— begin RECORD LIST —
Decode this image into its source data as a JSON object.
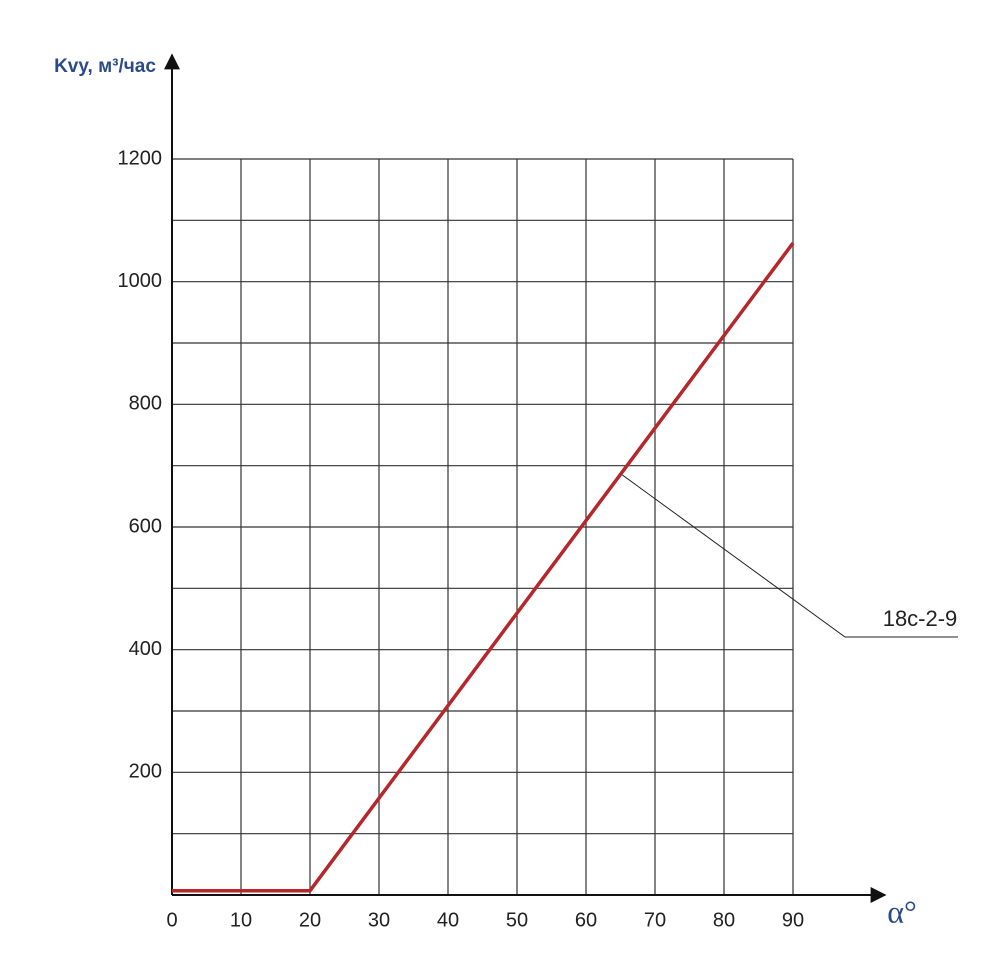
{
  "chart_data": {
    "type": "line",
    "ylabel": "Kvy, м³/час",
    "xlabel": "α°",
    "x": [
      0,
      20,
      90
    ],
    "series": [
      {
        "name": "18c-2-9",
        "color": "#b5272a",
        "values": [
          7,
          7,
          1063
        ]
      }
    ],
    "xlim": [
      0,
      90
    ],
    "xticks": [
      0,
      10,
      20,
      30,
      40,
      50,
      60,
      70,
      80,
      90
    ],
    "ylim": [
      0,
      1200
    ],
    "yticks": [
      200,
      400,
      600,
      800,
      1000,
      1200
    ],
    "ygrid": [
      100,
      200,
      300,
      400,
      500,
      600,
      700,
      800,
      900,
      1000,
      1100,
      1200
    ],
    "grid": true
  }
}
— end RECORD LIST —
> [WHAT THE EXERCISE ASKS] Print out the lines exactly, skipping any picture.

> [FINISHED ANSWER]
Decode this image into its source data as a JSON object.
{
  "chart_data": {
    "type": "line",
    "ylabel": "Kvy, м³/час",
    "xlabel": "α°",
    "x": [
      0,
      20,
      90
    ],
    "series": [
      {
        "name": "18c-2-9",
        "color": "#b5272a",
        "values": [
          7,
          7,
          1063
        ]
      }
    ],
    "xlim": [
      0,
      90
    ],
    "xticks": [
      0,
      10,
      20,
      30,
      40,
      50,
      60,
      70,
      80,
      90
    ],
    "ylim": [
      0,
      1200
    ],
    "yticks": [
      200,
      400,
      600,
      800,
      1000,
      1200
    ],
    "ygrid": [
      100,
      200,
      300,
      400,
      500,
      600,
      700,
      800,
      900,
      1000,
      1100,
      1200
    ],
    "grid": true
  }
}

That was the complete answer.